- TO BE DONE
Every line of the records below should be restated exactly.

══ DATA SUPPLIED ══

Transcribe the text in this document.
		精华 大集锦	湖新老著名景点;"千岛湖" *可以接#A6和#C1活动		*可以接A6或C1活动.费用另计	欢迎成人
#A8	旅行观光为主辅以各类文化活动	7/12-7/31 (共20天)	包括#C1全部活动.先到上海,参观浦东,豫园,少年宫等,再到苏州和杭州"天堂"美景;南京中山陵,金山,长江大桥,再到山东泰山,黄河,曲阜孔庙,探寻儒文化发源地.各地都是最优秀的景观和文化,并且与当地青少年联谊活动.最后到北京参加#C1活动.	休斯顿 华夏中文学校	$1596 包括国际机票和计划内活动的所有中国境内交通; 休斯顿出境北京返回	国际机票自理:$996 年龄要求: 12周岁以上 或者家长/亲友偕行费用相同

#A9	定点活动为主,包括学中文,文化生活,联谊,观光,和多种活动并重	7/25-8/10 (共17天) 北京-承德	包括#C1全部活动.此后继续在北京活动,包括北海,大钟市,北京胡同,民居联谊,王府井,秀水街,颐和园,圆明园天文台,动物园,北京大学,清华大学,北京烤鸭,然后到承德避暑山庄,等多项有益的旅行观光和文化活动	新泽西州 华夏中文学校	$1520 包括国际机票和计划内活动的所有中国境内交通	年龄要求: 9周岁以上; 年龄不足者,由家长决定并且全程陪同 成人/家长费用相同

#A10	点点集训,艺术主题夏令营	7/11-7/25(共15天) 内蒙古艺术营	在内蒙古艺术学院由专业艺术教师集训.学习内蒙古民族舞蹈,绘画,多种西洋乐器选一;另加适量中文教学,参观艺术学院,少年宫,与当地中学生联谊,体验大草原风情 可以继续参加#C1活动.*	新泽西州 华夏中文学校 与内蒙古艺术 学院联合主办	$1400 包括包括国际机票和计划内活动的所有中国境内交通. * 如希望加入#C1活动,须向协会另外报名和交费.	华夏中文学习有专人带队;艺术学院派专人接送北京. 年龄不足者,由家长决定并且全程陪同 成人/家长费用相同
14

═══

- WRITTEN REPLY
Transcribe the text in this document.
		精华 大集锦	湖新老著名景点;"千岛湖" *可以接#A6和#C1活动		*可以接A6或C1活动.费用另计	欢迎成人
#A8	旅行观光为主辅以各类文化活动	7/12-7/31 (共20天)	包括#C1全部活动.先到上海,参观浦东,豫园,少年宫等,再到苏州和杭州"天堂"美景;南京中山陵,金山,长江大桥,再到山东泰山,黄河,曲阜孔庙,探寻儒文化发源地.各地都是最优秀的景观和文化,并且与当地青少年联谊活动.最后到北京参加#C1活动.	休斯顿 华夏中文学校	$1596 包括国际机票和计划内活动的所有中国境内交通; 休斯顿出境北京返回	国际机票自理:$996 年龄要求: 12周岁以上 或者家长/亲友偕行费用相同

#A9	定点活动为主,包括学中文,文化生活,联谊,观光,和多种活动并重	7/25-8/10 (共17天) 北京-承德	包括#C1全部活动.此后继续在北京活动,包括北海,大钟市,北京胡同,民居联谊,王府井,秀水街,颐和园,圆明园天文台,动物园,北京大学,清华大学,北京烤鸭,然后到承德避暑山庄,等多项有益的旅行观光和文化活动	新泽西州 华夏中文学校	$1520 包括国际机票和计划内活动的所有中国境内交通	年龄要求: 9周岁以上; 年龄不足者,由家长决定并且全程陪同 成人/家长费用相同

#A10	点点集训,艺术主题夏令营	7/11-7/25(共15天) 内蒙古艺术营	在内蒙古艺术学院由专业艺术教师集训.学习内蒙古民族舞蹈,绘画,多种西洋乐器选一;另加适量中文教学,参观艺术学院,少年宫,与当地中学生联谊,体验大草原风情 可以继续参加#C1活动.*	新泽西州 华夏中文学校 与内蒙古艺术 学院联合主办	$1400 包括包括国际机票和计划内活动的所有中国境内交通. * 如希望加入#C1活动,须向协会另外报名和交费.	华夏中文学习有专人带队;艺术学院派专人接送北京. 年龄不足者,由家长决定并且全程陪同 成人/家长费用相同
14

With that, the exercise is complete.